> **Goal of the exercise**: Give every entry again, word for word and in full.

> **Listing**:
+ + + + +
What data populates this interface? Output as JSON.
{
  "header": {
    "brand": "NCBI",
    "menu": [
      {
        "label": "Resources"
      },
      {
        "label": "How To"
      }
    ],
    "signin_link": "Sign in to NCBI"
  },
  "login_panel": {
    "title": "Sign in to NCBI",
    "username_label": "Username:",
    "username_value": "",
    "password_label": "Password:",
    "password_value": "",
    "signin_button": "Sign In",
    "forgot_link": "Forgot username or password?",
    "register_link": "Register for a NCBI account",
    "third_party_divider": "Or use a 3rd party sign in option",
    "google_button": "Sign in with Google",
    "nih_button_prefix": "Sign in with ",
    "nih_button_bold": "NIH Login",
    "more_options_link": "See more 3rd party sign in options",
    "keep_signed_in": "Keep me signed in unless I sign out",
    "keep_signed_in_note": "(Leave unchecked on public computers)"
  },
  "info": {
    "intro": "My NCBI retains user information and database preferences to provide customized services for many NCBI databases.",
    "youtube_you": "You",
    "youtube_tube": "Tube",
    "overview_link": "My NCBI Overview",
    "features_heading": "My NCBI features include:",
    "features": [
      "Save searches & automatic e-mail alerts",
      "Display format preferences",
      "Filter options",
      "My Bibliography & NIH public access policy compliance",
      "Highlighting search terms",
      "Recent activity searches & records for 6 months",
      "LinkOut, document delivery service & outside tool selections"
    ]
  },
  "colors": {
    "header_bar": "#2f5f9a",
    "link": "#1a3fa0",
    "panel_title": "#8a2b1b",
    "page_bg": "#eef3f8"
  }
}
+ + + + +
> **Answer to the exercise**:
What data populates this interface? Output as JSON.
{
  "header": {
    "brand": "NCBI",
    "menu": [
      {
        "label": "Resources"
      },
      {
        "label": "How To"
      }
    ],
    "signin_link": "Sign in to NCBI"
  },
  "login_panel": {
    "title": "Sign in to NCBI",
    "username_label": "Username:",
    "username_value": "",
    "password_label": "Password:",
    "password_value": "",
    "signin_button": "Sign In",
    "forgot_link": "Forgot username or password?",
    "register_link": "Register for a NCBI account",
    "third_party_divider": "Or use a 3rd party sign in option",
    "google_button": "Sign in with Google",
    "nih_button_prefix": "Sign in with ",
    "nih_button_bold": "NIH Login",
    "more_options_link": "See more 3rd party sign in options",
    "keep_signed_in": "Keep me signed in unless I sign out",
    "keep_signed_in_note": "(Leave unchecked on public computers)"
  },
  "info": {
    "intro": "My NCBI retains user information and database preferences to provide customized services for many NCBI databases.",
    "youtube_you": "You",
    "youtube_tube": "Tube",
    "overview_link": "My NCBI Overview",
    "features_heading": "My NCBI features include:",
    "features": [
      "Save searches & automatic e-mail alerts",
      "Display format preferences",
      "Filter options",
      "My Bibliography & NIH public access policy compliance",
      "Highlighting search terms",
      "Recent activity searches & records for 6 months",
      "LinkOut, document delivery service & outside tool selections"
    ]
  },
  "colors": {
    "header_bar": "#2f5f9a",
    "link": "#1a3fa0",
    "panel_title": "#8a2b1b",
    "page_bg": "#eef3f8"
  }
}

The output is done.